(Dataset entries)
━━━
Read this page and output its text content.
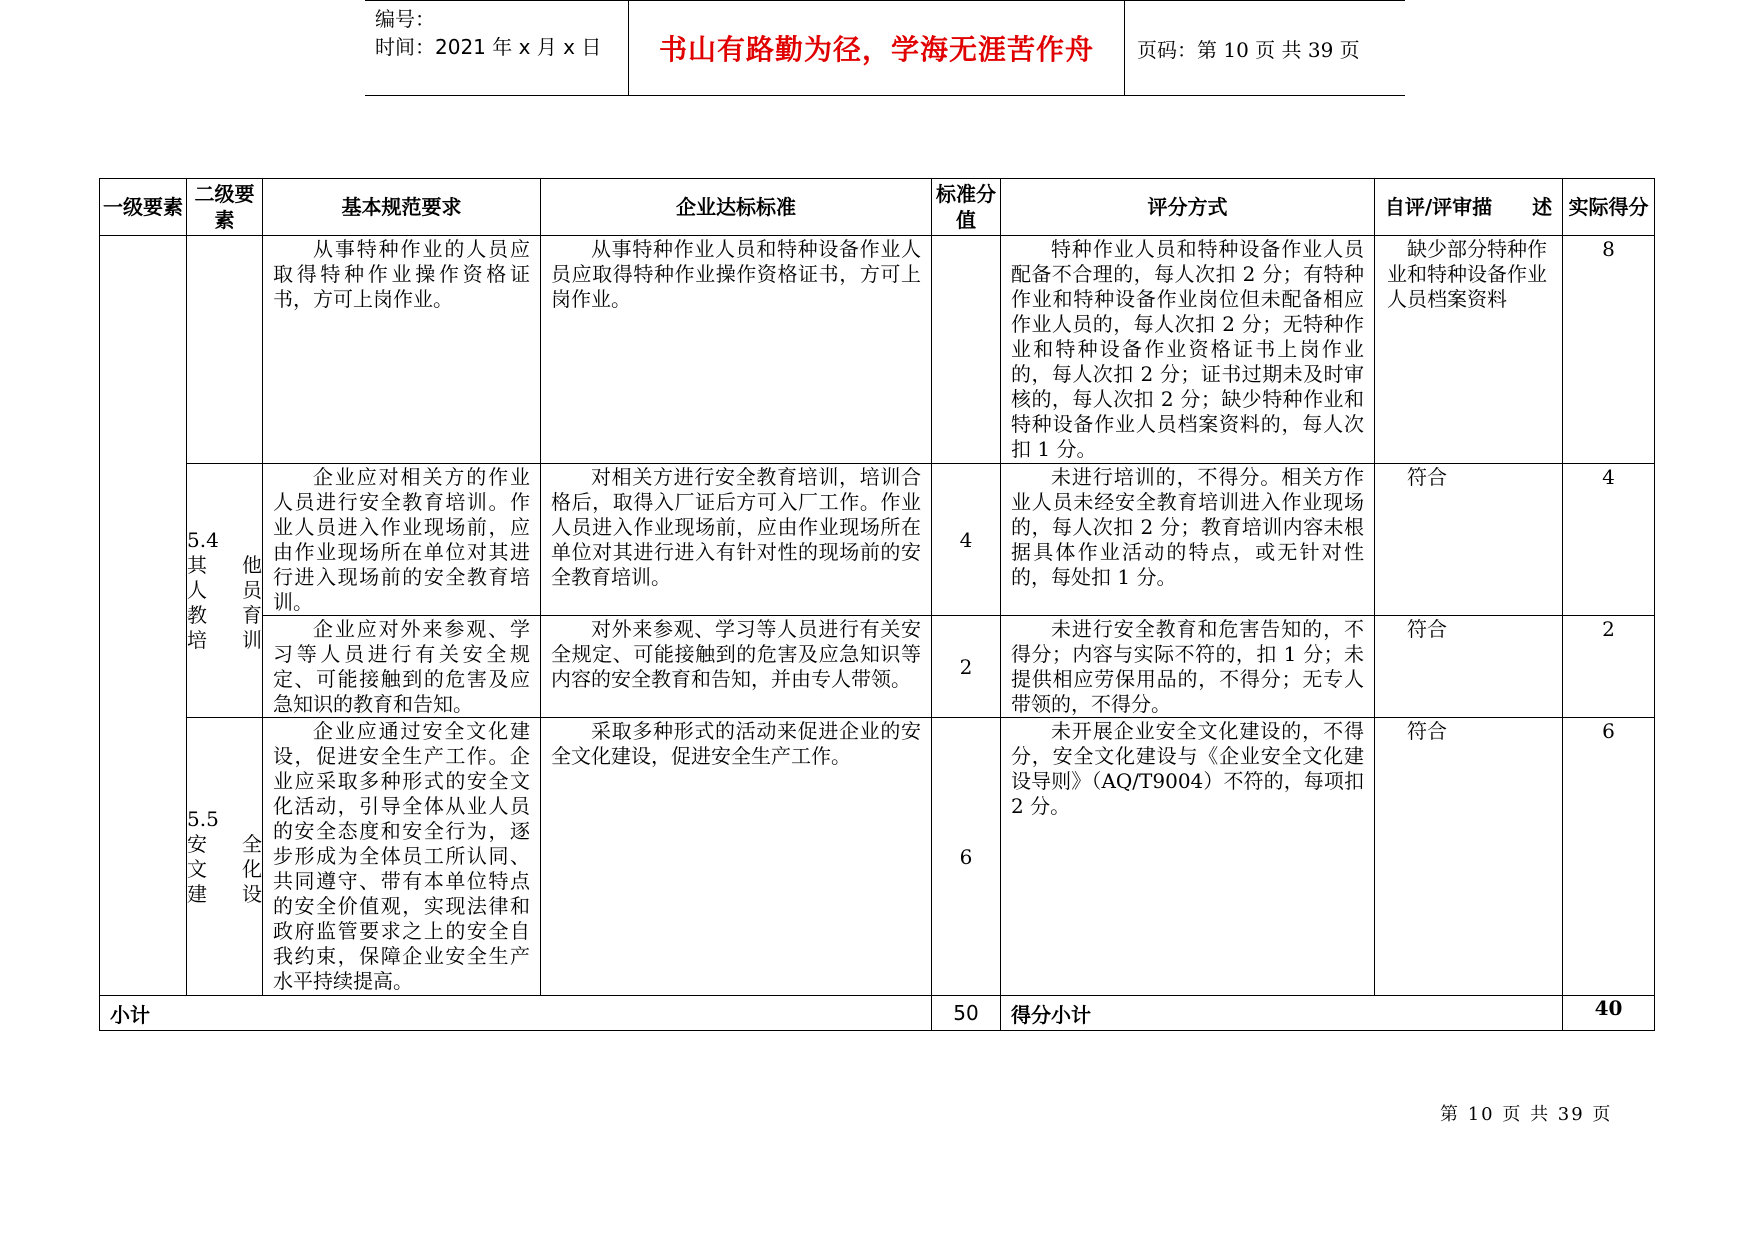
编号：
时间：2021 年 x 月 x 日	书山有路勤为径，学海无涯苦作舟	页码：第 10 页 共 39 页
一级要素	二级要素	基本规范要求	企业达标标准	标准分值	评分方式	自评/评审描　　述	实际得分

		从事特种作业的人员应取得特种作业操作资格证书，方可上岗作业。	从事特种作业人员和特种设备作业人员应取得特种作业操作资格证书，方可上岗作业。		特种作业人员和特种设备作业人员配备不合理的，每人次扣 2 分；有特种作业和特种设备作业岗位但未配备相应作业人员的，每人次扣 2 分；无特种作业和特种设备作业资格证书上岗作业的，每人次扣 2 分；证书过期未及时审核的，每人次扣 2 分；缺少特种作业和特种设备作业人员档案资料的，每人次扣 1 分。	缺少部分特种作业和特种设备作业人员档案资料	8

	5.4
其他
人员
教育
培训	企业应对相关方的作业人员进行安全教育培训。作业人员进入作业现场前，应由作业现场所在单位对其进行进入现场前的安全教育培训。	对相关方进行安全教育培训，培训合格后，取得入厂证后方可入厂工作。作业人员进入作业现场前，应由作业现场所在单位对其进行进入有针对性的现场前的安全教育培训。	4	未进行培训的，不得分。相关方作业人员未经安全教育培训进入作业现场的，每人次扣 2 分；教育培训内容未根据具体作业活动的特点，或无针对性的，每处扣 1 分。	符合	4

		企业应对外来参观、学习等人员进行有关安全规定、可能接触到的危害及应急知识的教育和告知。	对外来参观、学习等人员进行有关安全规定、可能接触到的危害及应急知识等内容的安全教育和告知，并由专人带领。	2	未进行安全教育和危害告知的，不得分；内容与实际不符的，扣 1 分；未提供相应劳保用品的，不得分；无专人带领的，不得分。	符合	2

	5.5
安全
文化
建设	企业应通过安全文化建设，促进安全生产工作。企业应采取多种形式的安全文化活动，引导全体从业人员的安全态度和安全行为，逐步形成为全体员工所认同、共同遵守、带有本单位特点的安全价值观，实现法律和政府监管要求之上的安全自我约束，保障企业安全生产水平持续提高。	采取多种形式的活动来促进企业的安全文化建设，促进安全生产工作。	6	未开展企业安全文化建设的，不得分，安全文化建设与《企业安全文化建设导则》（AQ/T9004）不符的，每项扣 2 分。	符合	6

小计				50	得分小计		40
第 10 页 共 39 页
━━━
> Given instruction
Make an exact copy of every entry above, minus the images.

> Output for this task
Read this page and output its text content.
编号：
时间：2021 年 x 月 x 日	书山有路勤为径，学海无涯苦作舟	页码：第 10 页 共 39 页
一级要素	二级要素	基本规范要求	企业达标标准	标准分值	评分方式	自评/评审描　　述	实际得分

		从事特种作业的人员应取得特种作业操作资格证书，方可上岗作业。	从事特种作业人员和特种设备作业人员应取得特种作业操作资格证书，方可上岗作业。		特种作业人员和特种设备作业人员配备不合理的，每人次扣 2 分；有特种作业和特种设备作业岗位但未配备相应作业人员的，每人次扣 2 分；无特种作业和特种设备作业资格证书上岗作业的，每人次扣 2 分；证书过期未及时审核的，每人次扣 2 分；缺少特种作业和特种设备作业人员档案资料的，每人次扣 1 分。	缺少部分特种作业和特种设备作业人员档案资料	8

	5.4
其他
人员
教育
培训	企业应对相关方的作业人员进行安全教育培训。作业人员进入作业现场前，应由作业现场所在单位对其进行进入现场前的安全教育培训。	对相关方进行安全教育培训，培训合格后，取得入厂证后方可入厂工作。作业人员进入作业现场前，应由作业现场所在单位对其进行进入有针对性的现场前的安全教育培训。	4	未进行培训的，不得分。相关方作业人员未经安全教育培训进入作业现场的，每人次扣 2 分；教育培训内容未根据具体作业活动的特点，或无针对性的，每处扣 1 分。	符合	4

		企业应对外来参观、学习等人员进行有关安全规定、可能接触到的危害及应急知识的教育和告知。	对外来参观、学习等人员进行有关安全规定、可能接触到的危害及应急知识等内容的安全教育和告知，并由专人带领。	2	未进行安全教育和危害告知的，不得分；内容与实际不符的，扣 1 分；未提供相应劳保用品的，不得分；无专人带领的，不得分。	符合	2

	5.5
安全
文化
建设	企业应通过安全文化建设，促进安全生产工作。企业应采取多种形式的安全文化活动，引导全体从业人员的安全态度和安全行为，逐步形成为全体员工所认同、共同遵守、带有本单位特点的安全价值观，实现法律和政府监管要求之上的安全自我约束，保障企业安全生产水平持续提高。	采取多种形式的活动来促进企业的安全文化建设，促进安全生产工作。	6	未开展企业安全文化建设的，不得分，安全文化建设与《企业安全文化建设导则》（AQ/T9004）不符的，每项扣 2 分。	符合	6

小计				50	得分小计		40
第 10 页 共 39 页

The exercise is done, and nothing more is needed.